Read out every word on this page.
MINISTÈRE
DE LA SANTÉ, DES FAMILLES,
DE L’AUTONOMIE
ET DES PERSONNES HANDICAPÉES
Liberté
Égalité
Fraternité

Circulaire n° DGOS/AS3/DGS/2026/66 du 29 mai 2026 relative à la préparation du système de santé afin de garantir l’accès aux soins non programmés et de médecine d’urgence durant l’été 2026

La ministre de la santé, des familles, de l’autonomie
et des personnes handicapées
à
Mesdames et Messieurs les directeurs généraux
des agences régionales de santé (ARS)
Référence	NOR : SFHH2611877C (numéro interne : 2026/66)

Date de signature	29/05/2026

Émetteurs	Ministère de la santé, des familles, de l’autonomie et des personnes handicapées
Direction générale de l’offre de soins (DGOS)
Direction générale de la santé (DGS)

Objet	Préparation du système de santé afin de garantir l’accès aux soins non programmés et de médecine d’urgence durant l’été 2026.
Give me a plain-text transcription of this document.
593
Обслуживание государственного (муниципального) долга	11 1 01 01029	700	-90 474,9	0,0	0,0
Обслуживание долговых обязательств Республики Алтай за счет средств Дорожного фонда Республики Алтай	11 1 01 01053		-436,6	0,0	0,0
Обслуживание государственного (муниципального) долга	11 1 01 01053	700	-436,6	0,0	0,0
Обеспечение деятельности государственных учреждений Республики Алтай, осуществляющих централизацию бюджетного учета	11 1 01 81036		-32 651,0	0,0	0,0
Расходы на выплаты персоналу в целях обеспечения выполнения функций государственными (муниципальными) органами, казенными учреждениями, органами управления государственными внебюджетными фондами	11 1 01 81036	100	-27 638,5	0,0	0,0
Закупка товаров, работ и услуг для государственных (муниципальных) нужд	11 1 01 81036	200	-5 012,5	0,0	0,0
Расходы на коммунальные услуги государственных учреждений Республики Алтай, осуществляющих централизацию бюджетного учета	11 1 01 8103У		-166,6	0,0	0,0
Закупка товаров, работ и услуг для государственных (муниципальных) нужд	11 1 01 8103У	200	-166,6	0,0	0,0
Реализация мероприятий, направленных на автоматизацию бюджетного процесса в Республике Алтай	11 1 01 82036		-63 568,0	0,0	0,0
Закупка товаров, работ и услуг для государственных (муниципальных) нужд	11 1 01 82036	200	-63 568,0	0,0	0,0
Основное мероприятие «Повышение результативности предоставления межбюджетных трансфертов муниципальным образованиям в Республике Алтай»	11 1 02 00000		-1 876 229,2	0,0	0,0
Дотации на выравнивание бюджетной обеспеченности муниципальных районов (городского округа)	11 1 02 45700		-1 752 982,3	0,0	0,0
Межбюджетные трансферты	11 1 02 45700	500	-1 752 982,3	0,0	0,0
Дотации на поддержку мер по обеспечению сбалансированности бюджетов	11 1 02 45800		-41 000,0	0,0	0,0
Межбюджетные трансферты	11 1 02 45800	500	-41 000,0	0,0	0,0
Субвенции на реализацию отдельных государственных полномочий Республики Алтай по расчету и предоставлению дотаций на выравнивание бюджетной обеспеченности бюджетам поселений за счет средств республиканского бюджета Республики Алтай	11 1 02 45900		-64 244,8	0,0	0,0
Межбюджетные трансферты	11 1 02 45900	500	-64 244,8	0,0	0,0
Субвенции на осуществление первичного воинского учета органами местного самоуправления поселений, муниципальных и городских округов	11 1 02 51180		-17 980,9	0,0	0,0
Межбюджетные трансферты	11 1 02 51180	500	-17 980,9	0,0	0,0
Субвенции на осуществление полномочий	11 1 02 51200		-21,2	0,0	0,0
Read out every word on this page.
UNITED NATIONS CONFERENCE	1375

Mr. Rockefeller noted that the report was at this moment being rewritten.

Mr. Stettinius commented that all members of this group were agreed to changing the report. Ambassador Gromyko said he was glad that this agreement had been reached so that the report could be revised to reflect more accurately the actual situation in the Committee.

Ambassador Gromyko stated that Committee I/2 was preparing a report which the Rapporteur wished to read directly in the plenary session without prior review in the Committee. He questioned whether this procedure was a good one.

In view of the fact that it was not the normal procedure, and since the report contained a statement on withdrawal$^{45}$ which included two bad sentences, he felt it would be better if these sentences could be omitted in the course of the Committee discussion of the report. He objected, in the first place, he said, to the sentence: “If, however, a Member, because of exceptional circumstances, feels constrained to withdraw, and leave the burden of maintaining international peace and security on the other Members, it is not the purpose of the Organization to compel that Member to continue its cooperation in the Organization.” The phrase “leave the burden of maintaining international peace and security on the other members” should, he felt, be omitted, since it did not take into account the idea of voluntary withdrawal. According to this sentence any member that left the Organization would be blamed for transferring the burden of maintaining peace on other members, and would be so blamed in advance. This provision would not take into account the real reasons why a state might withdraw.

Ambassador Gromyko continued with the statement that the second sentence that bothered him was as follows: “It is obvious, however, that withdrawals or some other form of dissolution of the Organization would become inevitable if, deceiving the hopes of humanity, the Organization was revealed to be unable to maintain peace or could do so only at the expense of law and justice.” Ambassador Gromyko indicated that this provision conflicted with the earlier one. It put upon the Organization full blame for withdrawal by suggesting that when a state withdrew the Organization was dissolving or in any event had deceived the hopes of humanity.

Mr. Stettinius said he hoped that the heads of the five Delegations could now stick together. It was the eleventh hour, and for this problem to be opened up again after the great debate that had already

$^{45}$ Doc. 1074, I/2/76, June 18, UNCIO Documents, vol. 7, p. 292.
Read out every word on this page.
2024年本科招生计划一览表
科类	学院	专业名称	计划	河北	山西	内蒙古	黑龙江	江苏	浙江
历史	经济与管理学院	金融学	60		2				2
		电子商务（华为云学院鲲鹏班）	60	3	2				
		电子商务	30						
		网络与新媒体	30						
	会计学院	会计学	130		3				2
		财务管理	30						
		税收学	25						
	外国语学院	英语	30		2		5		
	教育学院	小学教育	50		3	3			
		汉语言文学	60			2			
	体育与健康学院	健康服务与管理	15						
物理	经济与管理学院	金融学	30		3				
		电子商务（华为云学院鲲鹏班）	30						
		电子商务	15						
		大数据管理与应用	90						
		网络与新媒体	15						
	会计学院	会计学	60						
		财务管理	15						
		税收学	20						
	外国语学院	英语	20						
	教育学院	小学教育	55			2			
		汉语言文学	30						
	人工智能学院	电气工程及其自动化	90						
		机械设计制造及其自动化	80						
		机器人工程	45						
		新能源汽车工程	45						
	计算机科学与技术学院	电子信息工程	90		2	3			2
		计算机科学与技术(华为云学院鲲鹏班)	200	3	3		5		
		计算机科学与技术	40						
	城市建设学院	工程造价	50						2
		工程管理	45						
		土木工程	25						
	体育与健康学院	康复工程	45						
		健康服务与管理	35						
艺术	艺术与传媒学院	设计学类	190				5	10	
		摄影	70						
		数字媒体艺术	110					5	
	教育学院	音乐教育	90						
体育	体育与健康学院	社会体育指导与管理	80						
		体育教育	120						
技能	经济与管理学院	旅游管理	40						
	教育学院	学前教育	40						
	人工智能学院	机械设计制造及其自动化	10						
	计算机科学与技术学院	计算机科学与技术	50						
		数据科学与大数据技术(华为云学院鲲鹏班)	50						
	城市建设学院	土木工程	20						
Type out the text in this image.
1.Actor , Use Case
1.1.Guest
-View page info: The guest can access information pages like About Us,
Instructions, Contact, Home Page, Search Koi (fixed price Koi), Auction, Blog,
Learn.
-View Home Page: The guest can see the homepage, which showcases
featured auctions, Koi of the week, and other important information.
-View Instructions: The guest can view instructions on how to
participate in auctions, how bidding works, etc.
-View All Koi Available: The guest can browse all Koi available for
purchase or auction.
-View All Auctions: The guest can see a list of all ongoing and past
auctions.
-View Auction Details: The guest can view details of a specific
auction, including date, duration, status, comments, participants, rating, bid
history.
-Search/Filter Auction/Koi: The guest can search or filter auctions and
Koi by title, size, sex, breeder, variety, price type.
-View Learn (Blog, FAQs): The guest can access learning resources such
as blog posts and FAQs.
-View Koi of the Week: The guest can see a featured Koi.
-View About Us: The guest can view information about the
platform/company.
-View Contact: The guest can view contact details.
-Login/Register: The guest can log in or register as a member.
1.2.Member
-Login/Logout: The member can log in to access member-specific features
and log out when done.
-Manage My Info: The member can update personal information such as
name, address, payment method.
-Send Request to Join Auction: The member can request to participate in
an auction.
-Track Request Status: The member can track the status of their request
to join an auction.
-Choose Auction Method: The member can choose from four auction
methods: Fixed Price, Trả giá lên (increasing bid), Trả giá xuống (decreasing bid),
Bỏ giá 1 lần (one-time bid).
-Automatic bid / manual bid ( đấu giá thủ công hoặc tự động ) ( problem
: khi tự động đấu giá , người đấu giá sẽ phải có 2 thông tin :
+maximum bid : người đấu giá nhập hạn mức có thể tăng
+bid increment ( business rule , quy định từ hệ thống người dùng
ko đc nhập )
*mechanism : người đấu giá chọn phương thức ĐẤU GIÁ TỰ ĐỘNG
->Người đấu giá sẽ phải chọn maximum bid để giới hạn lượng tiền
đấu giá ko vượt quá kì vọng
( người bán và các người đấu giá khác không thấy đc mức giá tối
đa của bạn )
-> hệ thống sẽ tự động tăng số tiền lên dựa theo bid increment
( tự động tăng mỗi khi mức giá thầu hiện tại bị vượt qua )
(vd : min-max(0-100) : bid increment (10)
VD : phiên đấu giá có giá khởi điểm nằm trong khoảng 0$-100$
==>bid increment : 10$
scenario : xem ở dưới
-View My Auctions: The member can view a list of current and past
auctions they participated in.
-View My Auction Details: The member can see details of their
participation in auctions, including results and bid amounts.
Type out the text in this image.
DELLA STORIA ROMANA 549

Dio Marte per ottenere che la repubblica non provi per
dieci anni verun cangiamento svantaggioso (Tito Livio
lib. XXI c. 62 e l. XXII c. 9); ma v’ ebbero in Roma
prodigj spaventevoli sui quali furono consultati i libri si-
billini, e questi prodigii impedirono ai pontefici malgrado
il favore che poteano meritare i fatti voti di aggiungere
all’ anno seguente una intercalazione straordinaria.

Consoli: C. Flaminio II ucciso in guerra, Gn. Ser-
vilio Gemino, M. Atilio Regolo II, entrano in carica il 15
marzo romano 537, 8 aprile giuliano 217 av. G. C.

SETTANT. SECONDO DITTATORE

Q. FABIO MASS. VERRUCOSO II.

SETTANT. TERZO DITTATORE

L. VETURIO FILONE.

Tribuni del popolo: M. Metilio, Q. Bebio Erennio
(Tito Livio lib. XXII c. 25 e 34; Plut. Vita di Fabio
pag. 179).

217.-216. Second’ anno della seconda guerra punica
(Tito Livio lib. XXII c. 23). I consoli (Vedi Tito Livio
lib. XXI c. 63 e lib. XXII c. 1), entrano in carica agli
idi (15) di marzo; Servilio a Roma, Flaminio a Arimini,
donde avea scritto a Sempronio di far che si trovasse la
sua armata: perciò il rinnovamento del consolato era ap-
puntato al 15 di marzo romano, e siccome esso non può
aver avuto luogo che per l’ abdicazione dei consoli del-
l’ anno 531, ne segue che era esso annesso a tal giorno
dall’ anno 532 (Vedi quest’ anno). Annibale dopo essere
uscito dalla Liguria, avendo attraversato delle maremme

▸ Task goal
Only the number is wanted: how many lines in the entries above contain the string "Instructions"?

▸ Result of this task
2